=== Passage provided ===

TfL brings live poetry readings to Covent Garden station

31 May 2024
"We know our customers love to read the poems featured on our trains, so these special live readings at Covent Garden station with leading poets will be a huge hit with visitors and commuters on the day"
  • Writer and poet, Nii Ayikwei Parkes will read his poem, 'By Yourself Boy… (1988-2007)'
  • Imtiaz Dharker, co-director of Poems on the Underground will read her poem, 'Carving'
  • Six new poems will feature on the Tube, Overground and Elizabeth line by poets including Benjamin Zephaniah and Nii Ayikwei Parkes

Transport for London (TfL) brings live poetry readings to Covent Garden station on Monday 3 June, to mark six new poems to be featured on Underground, Overground and Elizabeth line trains this summer.

Writer and poet, Nii Ayikwei Parkes, will read his poem, 'By Yourself Boy… (1988-2007)' and Imtiaz Dharker, co-director of Poems on the Underground will read her poem, 'Carving' at 11:30 outside the front of the station.

Parkes' poem is one of six poems selected by Poems on the Underground for this summer:

By Yourself, Boy. . . (1988-2007)

Nat King Cole's on the TV staring hard at his audience,

his hands setting up plays while he sings.  Ray Charles

said he sang so damn well people forgot how good he was

on keys, and I see it now; his right hand stuffs a melody

down the grand piano's throat - that's the fake - he dribbles

the sound down to low notes until you expect the left hand

to come in lower. That's when he breaks mould, hustles

his left hand over the right, throws high notes into your ear

-crossover, up, swish. Now the trash talk it's better to be

by yourself boy… He smiles like the silent men on my tapes

and, suddenly, every move has a name, a sound, a history.

=== Data shown ===

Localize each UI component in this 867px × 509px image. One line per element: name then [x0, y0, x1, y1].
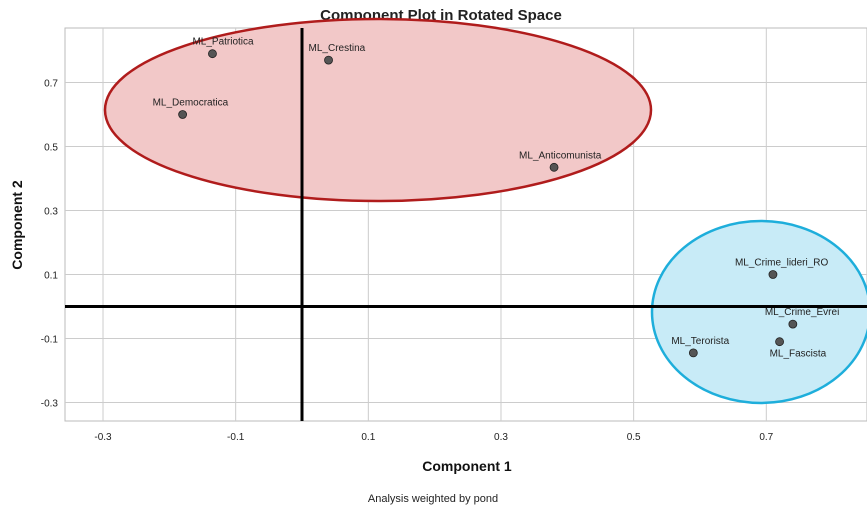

===

## What you have to do
According to the poetry-readings announcement, at what time and where will the two poets read their poems? The listing comes from a separate source, unrelated to the poetry-readings announcement.

## Result of this task
At 11:30, outside the front of Covent Garden station.